• _USANDO AS INFORMAÇÕES_:
A - Segundo o texto sobre a decisão do STJ, por que a 5ª Turma anulou a condenação no AREsp 3.028.845/PR? Responda em até três frases.
B - Por favor, prossiga com o texto sobre a juntada tardia de gravações no STJ a partir da última frase apresentada.
[TEXTO EXTRAÍDO]
STJ impõe limite sobre juntada tardia de gravações da acusação
A 5ª Turma do Superior Tribunal de Justiça decidiu recentemente que a juntada tardia de gravações ambientais não pode ser considerada sanada apenas pela reabertura do prazo para alegações finais.
No AREsp 3.028.845/PR, o colegiado anulou uma condenação porque a defesa só teve acesso ao acervo de gravações armazenado pelo Gaeco quando a instrução já havia sido encerrada.
A decisão resolve um problema processual específico, mas talvez revele um problema maior sobre os limites da seleção probatória realizada pela acusação. fragitsa/flickr Polêmica na juntada tardia de gravações O caso envolvia acusações de corrupção passiva, corrupção ativa, advocacia administrativa e organização criminosa.
[/TEXTO EXTRAÍDO]
[DADOS FORNECIDOS]
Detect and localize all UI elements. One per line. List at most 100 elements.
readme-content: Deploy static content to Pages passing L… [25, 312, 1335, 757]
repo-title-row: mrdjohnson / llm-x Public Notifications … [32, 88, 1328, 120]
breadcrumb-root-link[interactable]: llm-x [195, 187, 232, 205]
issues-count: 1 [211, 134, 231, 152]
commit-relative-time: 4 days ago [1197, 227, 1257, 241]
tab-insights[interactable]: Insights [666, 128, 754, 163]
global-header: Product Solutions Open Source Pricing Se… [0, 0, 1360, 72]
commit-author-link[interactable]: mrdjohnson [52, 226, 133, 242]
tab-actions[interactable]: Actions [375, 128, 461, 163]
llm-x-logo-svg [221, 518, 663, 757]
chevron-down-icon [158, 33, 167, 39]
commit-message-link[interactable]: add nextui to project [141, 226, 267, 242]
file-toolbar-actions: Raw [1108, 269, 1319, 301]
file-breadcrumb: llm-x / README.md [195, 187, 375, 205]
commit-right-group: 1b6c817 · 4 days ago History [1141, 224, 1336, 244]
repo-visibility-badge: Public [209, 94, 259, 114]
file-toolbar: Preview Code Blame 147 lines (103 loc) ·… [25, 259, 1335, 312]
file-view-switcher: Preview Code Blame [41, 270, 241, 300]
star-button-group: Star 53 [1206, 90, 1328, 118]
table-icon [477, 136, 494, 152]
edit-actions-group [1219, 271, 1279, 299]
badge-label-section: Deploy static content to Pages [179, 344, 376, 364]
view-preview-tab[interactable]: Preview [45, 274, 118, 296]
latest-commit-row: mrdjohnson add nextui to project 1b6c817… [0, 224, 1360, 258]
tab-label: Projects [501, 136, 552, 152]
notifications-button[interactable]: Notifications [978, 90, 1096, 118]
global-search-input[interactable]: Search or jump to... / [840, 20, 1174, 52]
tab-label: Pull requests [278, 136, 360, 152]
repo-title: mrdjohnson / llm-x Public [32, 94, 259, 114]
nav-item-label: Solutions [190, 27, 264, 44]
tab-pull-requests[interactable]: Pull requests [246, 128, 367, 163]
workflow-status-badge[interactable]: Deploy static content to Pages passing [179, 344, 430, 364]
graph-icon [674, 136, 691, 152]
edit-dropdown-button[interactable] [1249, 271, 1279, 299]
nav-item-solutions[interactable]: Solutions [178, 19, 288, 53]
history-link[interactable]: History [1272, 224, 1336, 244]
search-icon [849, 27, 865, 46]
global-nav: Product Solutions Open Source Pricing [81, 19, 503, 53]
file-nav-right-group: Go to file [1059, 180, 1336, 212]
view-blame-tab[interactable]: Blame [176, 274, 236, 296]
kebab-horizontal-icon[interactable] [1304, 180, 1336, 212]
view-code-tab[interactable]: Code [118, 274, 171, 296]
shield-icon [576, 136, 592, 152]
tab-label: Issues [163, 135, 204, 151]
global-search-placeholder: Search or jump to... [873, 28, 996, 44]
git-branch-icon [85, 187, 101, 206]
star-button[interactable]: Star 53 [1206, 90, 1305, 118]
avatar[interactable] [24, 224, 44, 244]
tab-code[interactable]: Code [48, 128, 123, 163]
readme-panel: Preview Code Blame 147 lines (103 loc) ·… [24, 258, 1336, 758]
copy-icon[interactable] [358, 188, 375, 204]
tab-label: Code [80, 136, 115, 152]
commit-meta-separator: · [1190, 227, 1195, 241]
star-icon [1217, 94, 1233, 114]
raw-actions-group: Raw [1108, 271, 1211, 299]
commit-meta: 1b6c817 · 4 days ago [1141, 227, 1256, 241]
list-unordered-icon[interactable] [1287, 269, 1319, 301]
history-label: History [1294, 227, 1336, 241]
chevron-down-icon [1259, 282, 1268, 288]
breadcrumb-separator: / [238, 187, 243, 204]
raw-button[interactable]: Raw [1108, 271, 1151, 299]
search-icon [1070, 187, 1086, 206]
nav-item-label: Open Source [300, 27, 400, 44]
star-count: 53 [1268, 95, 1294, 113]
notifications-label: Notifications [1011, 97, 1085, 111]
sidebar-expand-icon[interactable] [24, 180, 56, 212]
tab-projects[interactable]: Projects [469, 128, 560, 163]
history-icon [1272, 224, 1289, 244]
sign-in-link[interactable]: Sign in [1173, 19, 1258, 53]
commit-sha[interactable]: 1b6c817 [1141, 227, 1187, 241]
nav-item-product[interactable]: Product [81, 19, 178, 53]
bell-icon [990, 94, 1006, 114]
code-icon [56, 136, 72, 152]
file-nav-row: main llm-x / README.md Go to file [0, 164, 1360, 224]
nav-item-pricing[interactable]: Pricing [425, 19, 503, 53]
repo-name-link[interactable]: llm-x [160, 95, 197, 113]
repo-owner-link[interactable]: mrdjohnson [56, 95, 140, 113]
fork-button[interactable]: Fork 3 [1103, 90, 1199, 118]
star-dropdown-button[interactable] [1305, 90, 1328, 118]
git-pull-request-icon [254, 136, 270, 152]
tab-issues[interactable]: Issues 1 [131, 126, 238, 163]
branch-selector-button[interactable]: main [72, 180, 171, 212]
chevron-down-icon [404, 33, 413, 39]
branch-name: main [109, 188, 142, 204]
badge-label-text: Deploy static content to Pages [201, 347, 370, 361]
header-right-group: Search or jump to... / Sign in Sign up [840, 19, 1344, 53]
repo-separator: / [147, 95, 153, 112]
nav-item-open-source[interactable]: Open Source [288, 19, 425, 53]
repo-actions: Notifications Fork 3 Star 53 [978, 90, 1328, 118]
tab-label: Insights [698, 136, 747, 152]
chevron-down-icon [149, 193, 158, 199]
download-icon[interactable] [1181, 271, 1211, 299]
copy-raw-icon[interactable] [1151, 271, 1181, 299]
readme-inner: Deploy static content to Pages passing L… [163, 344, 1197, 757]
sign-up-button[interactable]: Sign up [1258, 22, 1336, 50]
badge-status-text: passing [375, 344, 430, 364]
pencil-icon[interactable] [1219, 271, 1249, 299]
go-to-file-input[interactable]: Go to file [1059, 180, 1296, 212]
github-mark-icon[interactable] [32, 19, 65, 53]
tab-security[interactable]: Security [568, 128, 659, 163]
[/DADOS FORNECIDOS]
• _RESULTADOS DAS TAREFAS_:
A - A 5ª Turma anulou a condenação porque a defesa só teve acesso ao acervo de gravações armazenado pelo Gaeco quando a instrução já havia sido encerrada. Para o colegiado, essa juntada tardia das gravações ambientais não pode ser considerada sanada apenas pela reabertura do prazo para alegações finais.

B -
As gravações permaneceram armazenadas no sistema do Ministério Público durante toda a fase instrutória e foram disponibilizadas apenas após a apresentação das alegações finais, com reabertura de prazo para manifestação defensiva.
O tribunal de origem considerou que a providência era suficiente para afastar qualquer prejuízo, porém o STJ, já numa tendência de se aprofundar sobre a questão de provas num olhar voltado para a defesa, entendeu de forma diferente.
A resposta à acusação é o momento em que a defesa define sua estratégia, escolhe as provas que pretende produzir, indica testemunhas e delimita as teses que orientarão toda a instrução.